Your objective: Go over the listing below line by line and tally those containing "ROLE". Give only the tally.

Data for processing:
........
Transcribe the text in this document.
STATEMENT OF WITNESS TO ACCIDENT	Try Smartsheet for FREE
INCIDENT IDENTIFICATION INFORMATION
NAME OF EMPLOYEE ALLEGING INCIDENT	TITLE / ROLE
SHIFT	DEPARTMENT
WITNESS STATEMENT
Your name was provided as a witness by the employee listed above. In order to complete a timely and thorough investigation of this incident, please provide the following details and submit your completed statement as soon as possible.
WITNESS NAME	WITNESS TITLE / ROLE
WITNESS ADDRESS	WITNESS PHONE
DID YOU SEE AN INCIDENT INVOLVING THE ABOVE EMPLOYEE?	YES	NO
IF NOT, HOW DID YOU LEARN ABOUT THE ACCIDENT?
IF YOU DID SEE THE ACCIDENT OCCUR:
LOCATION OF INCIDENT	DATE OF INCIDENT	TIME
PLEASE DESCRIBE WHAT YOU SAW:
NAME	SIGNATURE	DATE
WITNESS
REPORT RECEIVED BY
........
Solved exercise: 2